WHAT IS NEEDED | Every entry below should be transcribed exactly; pictures stay out of the copy.

Entries from a visual dataset:
## begin
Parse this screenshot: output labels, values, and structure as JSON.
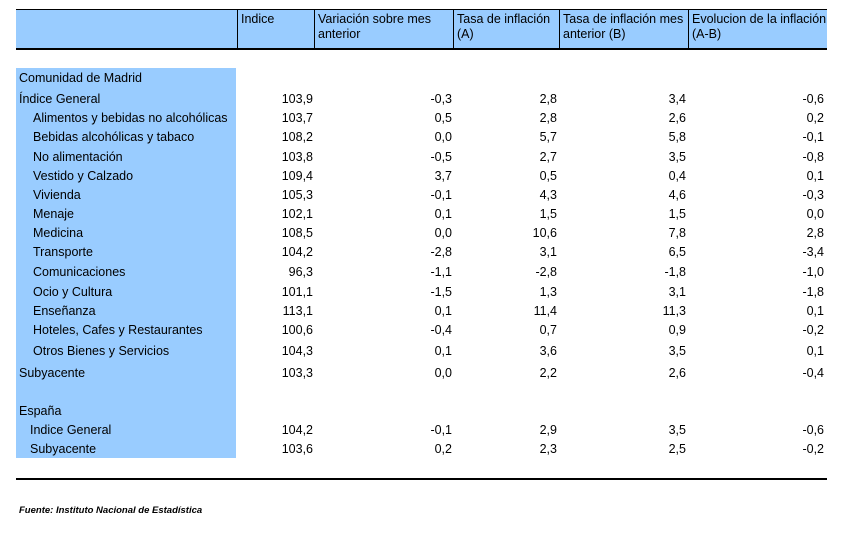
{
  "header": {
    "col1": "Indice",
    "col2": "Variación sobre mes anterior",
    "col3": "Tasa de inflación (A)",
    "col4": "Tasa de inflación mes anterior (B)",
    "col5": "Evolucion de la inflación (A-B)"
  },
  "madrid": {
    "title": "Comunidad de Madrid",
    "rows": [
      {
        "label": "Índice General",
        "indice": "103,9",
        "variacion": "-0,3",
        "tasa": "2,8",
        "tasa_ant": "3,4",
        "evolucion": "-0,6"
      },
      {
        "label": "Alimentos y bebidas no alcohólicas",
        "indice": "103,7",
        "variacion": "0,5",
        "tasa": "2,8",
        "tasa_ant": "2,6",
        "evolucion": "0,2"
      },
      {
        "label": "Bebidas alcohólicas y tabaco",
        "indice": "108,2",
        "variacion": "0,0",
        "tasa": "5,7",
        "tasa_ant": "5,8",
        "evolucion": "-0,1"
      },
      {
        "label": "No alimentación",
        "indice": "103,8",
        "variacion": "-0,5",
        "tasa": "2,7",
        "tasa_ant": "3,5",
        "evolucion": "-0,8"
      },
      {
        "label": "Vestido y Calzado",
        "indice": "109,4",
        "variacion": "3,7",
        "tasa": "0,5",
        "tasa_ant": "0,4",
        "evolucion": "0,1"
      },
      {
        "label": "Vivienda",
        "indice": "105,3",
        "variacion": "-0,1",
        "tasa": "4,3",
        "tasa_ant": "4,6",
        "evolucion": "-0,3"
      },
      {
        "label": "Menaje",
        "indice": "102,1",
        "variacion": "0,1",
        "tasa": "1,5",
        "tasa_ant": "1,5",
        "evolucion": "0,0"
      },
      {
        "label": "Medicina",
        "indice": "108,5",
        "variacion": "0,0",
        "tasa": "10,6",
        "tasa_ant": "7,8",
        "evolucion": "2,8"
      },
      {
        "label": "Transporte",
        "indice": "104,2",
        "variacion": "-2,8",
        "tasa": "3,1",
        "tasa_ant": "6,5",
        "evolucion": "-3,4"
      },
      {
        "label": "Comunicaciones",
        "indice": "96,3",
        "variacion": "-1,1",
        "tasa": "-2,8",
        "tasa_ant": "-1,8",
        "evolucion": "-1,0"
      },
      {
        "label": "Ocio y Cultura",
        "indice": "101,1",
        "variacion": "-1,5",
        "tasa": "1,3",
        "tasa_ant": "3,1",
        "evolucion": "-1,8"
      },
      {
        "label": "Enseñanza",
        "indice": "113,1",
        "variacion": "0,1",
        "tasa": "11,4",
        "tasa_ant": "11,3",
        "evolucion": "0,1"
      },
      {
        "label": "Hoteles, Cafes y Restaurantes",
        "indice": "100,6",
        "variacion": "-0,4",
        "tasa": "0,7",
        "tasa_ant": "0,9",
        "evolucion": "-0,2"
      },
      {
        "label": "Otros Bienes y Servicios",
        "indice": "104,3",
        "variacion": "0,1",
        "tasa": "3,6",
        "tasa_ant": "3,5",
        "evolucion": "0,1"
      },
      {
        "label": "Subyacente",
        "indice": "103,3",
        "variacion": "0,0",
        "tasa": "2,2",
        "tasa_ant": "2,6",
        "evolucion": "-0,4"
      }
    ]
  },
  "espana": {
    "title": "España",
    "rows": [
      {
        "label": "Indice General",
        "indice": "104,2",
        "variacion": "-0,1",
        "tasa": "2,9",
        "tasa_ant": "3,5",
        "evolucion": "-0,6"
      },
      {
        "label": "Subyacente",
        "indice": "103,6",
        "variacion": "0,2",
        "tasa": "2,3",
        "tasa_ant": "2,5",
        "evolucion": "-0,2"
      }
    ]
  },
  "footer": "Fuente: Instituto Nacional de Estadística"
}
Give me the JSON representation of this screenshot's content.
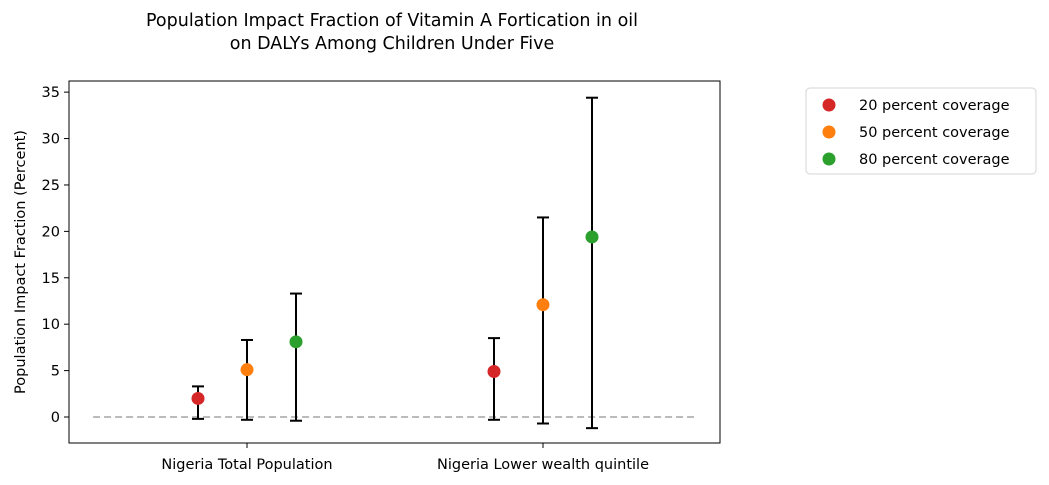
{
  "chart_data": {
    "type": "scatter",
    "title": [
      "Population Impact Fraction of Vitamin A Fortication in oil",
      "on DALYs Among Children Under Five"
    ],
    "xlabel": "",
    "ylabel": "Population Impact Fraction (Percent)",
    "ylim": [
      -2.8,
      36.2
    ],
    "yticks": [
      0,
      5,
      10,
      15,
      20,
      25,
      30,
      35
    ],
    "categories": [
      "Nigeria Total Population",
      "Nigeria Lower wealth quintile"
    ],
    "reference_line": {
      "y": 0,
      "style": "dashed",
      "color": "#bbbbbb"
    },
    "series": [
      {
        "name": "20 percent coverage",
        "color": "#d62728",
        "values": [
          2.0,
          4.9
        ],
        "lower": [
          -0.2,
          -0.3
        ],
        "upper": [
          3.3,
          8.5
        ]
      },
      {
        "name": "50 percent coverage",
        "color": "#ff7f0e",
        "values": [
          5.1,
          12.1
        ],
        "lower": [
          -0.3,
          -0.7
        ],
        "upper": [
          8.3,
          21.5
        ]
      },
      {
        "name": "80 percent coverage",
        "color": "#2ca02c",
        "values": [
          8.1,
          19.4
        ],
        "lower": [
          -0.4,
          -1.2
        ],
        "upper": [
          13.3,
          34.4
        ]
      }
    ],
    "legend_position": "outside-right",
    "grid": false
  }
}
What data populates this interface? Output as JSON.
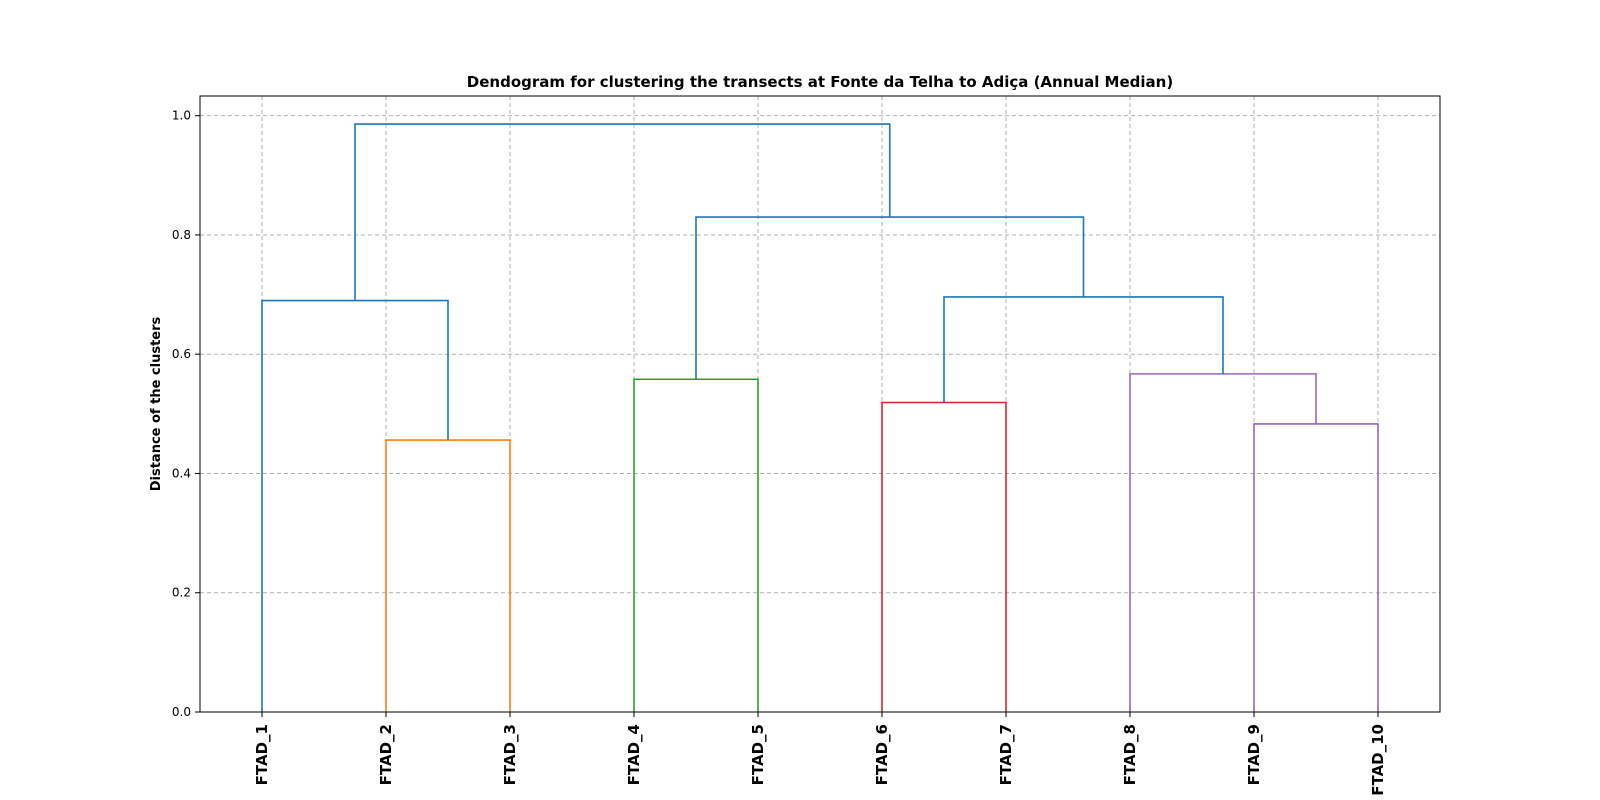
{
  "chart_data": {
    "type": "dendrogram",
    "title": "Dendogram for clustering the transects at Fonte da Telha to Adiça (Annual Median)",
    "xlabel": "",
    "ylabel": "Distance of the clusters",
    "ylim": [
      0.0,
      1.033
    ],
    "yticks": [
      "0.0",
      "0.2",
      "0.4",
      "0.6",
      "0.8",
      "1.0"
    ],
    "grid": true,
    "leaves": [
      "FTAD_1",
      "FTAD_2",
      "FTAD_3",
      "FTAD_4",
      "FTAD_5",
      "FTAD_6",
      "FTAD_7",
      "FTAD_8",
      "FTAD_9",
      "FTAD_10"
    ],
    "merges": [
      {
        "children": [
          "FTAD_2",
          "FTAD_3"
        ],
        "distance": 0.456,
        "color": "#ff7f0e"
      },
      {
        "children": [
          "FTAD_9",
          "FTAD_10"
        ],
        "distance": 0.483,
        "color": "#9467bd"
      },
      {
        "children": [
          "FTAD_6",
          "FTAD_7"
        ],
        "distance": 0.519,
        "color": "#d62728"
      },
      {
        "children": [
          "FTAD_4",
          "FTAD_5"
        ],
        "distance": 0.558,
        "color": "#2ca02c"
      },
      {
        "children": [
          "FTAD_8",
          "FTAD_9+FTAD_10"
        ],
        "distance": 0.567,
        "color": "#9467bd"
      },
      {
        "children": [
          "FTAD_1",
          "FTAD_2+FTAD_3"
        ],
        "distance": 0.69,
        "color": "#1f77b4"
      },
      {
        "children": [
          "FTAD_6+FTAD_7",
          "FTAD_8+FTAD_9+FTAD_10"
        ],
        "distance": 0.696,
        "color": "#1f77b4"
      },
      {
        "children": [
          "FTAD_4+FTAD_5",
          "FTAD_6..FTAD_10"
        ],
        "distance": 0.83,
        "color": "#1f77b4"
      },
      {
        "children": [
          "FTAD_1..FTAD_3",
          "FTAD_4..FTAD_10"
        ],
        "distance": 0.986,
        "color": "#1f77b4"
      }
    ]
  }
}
## end
REPLY |
Parse this screenshot: output labels, values, and structure as JSON.
{
  "header": {
    "col1": "Indice",
    "col2": "Variación sobre mes anterior",
    "col3": "Tasa de inflación (A)",
    "col4": "Tasa de inflación mes anterior (B)",
    "col5": "Evolucion de la inflación (A-B)"
  },
  "madrid": {
    "title": "Comunidad de Madrid",
    "rows": [
      {
        "label": "Índice General",
        "indice": "103,9",
        "variacion": "-0,3",
        "tasa": "2,8",
        "tasa_ant": "3,4",
        "evolucion": "-0,6"
      },
      {
        "label": "Alimentos y bebidas no alcohólicas",
        "indice": "103,7",
        "variacion": "0,5",
        "tasa": "2,8",
        "tasa_ant": "2,6",
        "evolucion": "0,2"
      },
      {
        "label": "Bebidas alcohólicas y tabaco",
        "indice": "108,2",
        "variacion": "0,0",
        "tasa": "5,7",
        "tasa_ant": "5,8",
        "evolucion": "-0,1"
      },
      {
        "label": "No alimentación",
        "indice": "103,8",
        "variacion": "-0,5",
        "tasa": "2,7",
        "tasa_ant": "3,5",
        "evolucion": "-0,8"
      },
      {
        "label": "Vestido y Calzado",
        "indice": "109,4",
        "variacion": "3,7",
        "tasa": "0,5",
        "tasa_ant": "0,4",
        "evolucion": "0,1"
      },
      {
        "label": "Vivienda",
        "indice": "105,3",
        "variacion": "-0,1",
        "tasa": "4,3",
        "tasa_ant": "4,6",
        "evolucion": "-0,3"
      },
      {
        "label": "Menaje",
        "indice": "102,1",
        "variacion": "0,1",
        "tasa": "1,5",
        "tasa_ant": "1,5",
        "evolucion": "0,0"
      },
      {
        "label": "Medicina",
        "indice": "108,5",
        "variacion": "0,0",
        "tasa": "10,6",
        "tasa_ant": "7,8",
        "evolucion": "2,8"
      },
      {
        "label": "Transporte",
        "indice": "104,2",
        "variacion": "-2,8",
        "tasa": "3,1",
        "tasa_ant": "6,5",
        "evolucion": "-3,4"
      },
      {
        "label": "Comunicaciones",
        "indice": "96,3",
        "variacion": "-1,1",
        "tasa": "-2,8",
        "tasa_ant": "-1,8",
        "evolucion": "-1,0"
      },
      {
        "label": "Ocio y Cultura",
        "indice": "101,1",
        "variacion": "-1,5",
        "tasa": "1,3",
        "tasa_ant": "3,1",
        "evolucion": "-1,8"
      },
      {
        "label": "Enseñanza",
        "indice": "113,1",
        "variacion": "0,1",
        "tasa": "11,4",
        "tasa_ant": "11,3",
        "evolucion": "0,1"
      },
      {
        "label": "Hoteles, Cafes y Restaurantes",
        "indice": "100,6",
        "variacion": "-0,4",
        "tasa": "0,7",
        "tasa_ant": "0,9",
        "evolucion": "-0,2"
      },
      {
        "label": "Otros Bienes y Servicios",
        "indice": "104,3",
        "variacion": "0,1",
        "tasa": "3,6",
        "tasa_ant": "3,5",
        "evolucion": "0,1"
      },
      {
        "label": "Subyacente",
        "indice": "103,3",
        "variacion": "0,0",
        "tasa": "2,2",
        "tasa_ant": "2,6",
        "evolucion": "-0,4"
      }
    ]
  },
  "espana": {
    "title": "España",
    "rows": [
      {
        "label": "Indice General",
        "indice": "104,2",
        "variacion": "-0,1",
        "tasa": "2,9",
        "tasa_ant": "3,5",
        "evolucion": "-0,6"
      },
      {
        "label": "Subyacente",
        "indice": "103,6",
        "variacion": "0,2",
        "tasa": "2,3",
        "tasa_ant": "2,5",
        "evolucion": "-0,2"
      }
    ]
  },
  "footer": "Fuente: Instituto Nacional de Estadística"
}
Give me the JSON representation of this screenshot's content.
{
  "chart_data": {
    "type": "scatter",
    "title": [
      "Population Impact Fraction of Vitamin A Fortication in oil",
      "on DALYs Among Children Under Five"
    ],
    "xlabel": "",
    "ylabel": "Population Impact Fraction (Percent)",
    "ylim": [
      -2.8,
      36.2
    ],
    "yticks": [
      0,
      5,
      10,
      15,
      20,
      25,
      30,
      35
    ],
    "categories": [
      "Nigeria Total Population",
      "Nigeria Lower wealth quintile"
    ],
    "reference_line": {
      "y": 0,
      "style": "dashed",
      "color": "#bbbbbb"
    },
    "series": [
      {
        "name": "20 percent coverage",
        "color": "#d62728",
        "values": [
          2.0,
          4.9
        ],
        "lower": [
          -0.2,
          -0.3
        ],
        "upper": [
          3.3,
          8.5
        ]
      },
      {
        "name": "50 percent coverage",
        "color": "#ff7f0e",
        "values": [
          5.1,
          12.1
        ],
        "lower": [
          -0.3,
          -0.7
        ],
        "upper": [
          8.3,
          21.5
        ]
      },
      {
        "name": "80 percent coverage",
        "color": "#2ca02c",
        "values": [
          8.1,
          19.4
        ],
        "lower": [
          -0.4,
          -1.2
        ],
        "upper": [
          13.3,
          34.4
        ]
      }
    ],
    "legend_position": "outside-right",
    "grid": false
  }
}
What data populates this interface? Output as JSON.
{
  "chart_data": {
    "type": "dendrogram",
    "title": "Dendogram for clustering the transects at Fonte da Telha to Adiça (Annual Median)",
    "xlabel": "",
    "ylabel": "Distance of the clusters",
    "ylim": [
      0.0,
      1.033
    ],
    "yticks": [
      "0.0",
      "0.2",
      "0.4",
      "0.6",
      "0.8",
      "1.0"
    ],
    "grid": true,
    "leaves": [
      "FTAD_1",
      "FTAD_2",
      "FTAD_3",
      "FTAD_4",
      "FTAD_5",
      "FTAD_6",
      "FTAD_7",
      "FTAD_8",
      "FTAD_9",
      "FTAD_10"
    ],
    "merges": [
      {
        "children": [
          "FTAD_2",
          "FTAD_3"
        ],
        "distance": 0.456,
        "color": "#ff7f0e"
      },
      {
        "children": [
          "FTAD_9",
          "FTAD_10"
        ],
        "distance": 0.483,
        "color": "#9467bd"
      },
      {
        "children": [
          "FTAD_6",
          "FTAD_7"
        ],
        "distance": 0.519,
        "color": "#d62728"
      },
      {
        "children": [
          "FTAD_4",
          "FTAD_5"
        ],
        "distance": 0.558,
        "color": "#2ca02c"
      },
      {
        "children": [
          "FTAD_8",
          "FTAD_9+FTAD_10"
        ],
        "distance": 0.567,
        "color": "#9467bd"
      },
      {
        "children": [
          "FTAD_1",
          "FTAD_2+FTAD_3"
        ],
        "distance": 0.69,
        "color": "#1f77b4"
      },
      {
        "children": [
          "FTAD_6+FTAD_7",
          "FTAD_8+FTAD_9+FTAD_10"
        ],
        "distance": 0.696,
        "color": "#1f77b4"
      },
      {
        "children": [
          "FTAD_4+FTAD_5",
          "FTAD_6..FTAD_10"
        ],
        "distance": 0.83,
        "color": "#1f77b4"
      },
      {
        "children": [
          "FTAD_1..FTAD_3",
          "FTAD_4..FTAD_10"
        ],
        "distance": 0.986,
        "color": "#1f77b4"
      }
    ]
  }
}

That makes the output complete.